-- Start of Input rows --

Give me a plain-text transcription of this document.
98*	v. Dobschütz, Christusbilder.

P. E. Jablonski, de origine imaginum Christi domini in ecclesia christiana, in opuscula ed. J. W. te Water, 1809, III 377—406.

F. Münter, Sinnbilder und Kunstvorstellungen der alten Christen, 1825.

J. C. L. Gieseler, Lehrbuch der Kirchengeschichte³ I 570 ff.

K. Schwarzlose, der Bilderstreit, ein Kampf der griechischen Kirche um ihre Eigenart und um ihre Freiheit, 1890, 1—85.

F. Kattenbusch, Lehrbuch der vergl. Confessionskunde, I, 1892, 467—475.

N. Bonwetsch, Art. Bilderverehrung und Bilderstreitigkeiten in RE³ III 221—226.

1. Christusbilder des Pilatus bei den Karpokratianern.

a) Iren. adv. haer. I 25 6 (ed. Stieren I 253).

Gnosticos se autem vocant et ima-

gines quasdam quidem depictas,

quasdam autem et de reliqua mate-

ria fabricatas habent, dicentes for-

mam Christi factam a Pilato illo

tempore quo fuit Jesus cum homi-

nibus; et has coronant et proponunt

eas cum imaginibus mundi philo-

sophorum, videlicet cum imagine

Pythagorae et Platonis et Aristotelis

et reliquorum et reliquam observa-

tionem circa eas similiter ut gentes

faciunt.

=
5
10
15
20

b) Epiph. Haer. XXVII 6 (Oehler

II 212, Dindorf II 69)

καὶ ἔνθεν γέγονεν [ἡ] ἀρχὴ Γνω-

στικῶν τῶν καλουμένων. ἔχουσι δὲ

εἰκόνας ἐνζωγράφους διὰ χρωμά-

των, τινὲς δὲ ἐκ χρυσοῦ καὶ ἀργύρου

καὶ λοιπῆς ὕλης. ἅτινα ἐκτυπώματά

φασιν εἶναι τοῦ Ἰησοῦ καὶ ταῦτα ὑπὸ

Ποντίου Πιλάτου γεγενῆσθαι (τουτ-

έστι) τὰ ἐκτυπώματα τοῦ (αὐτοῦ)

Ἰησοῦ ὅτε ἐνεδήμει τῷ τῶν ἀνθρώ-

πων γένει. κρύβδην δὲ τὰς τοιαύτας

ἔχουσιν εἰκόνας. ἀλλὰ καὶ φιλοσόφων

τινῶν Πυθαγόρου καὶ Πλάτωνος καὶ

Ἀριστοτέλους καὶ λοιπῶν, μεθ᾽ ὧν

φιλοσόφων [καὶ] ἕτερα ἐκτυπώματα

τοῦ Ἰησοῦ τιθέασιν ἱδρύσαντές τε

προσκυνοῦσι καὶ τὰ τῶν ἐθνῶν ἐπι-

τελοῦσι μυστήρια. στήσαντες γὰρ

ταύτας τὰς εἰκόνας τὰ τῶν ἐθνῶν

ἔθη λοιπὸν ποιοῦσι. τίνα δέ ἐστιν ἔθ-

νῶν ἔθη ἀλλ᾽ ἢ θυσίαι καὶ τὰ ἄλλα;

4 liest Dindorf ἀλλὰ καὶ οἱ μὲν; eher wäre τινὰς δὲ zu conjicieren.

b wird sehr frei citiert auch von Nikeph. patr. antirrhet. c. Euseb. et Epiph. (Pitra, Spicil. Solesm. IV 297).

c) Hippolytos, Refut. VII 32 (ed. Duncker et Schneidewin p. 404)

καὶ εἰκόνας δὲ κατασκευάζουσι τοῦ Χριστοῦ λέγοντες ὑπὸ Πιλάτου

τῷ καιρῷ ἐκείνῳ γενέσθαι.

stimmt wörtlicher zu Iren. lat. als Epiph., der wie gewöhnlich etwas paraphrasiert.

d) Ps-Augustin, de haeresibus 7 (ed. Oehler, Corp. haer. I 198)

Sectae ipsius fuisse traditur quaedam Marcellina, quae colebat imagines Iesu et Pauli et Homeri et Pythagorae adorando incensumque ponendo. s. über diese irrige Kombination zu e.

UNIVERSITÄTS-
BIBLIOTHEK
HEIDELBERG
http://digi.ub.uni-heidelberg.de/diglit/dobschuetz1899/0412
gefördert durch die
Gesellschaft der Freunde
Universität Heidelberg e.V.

-- End of Input rows --

» Problem to work on
From the records above, copy every line that holds the word "Oehler".

» Response to the task
b) Epiph. Haer. XXVII 6 (Oehler
d) Ps-Augustin, de haeresibus 7 (ed. Oehler, Corp. haer. I 198)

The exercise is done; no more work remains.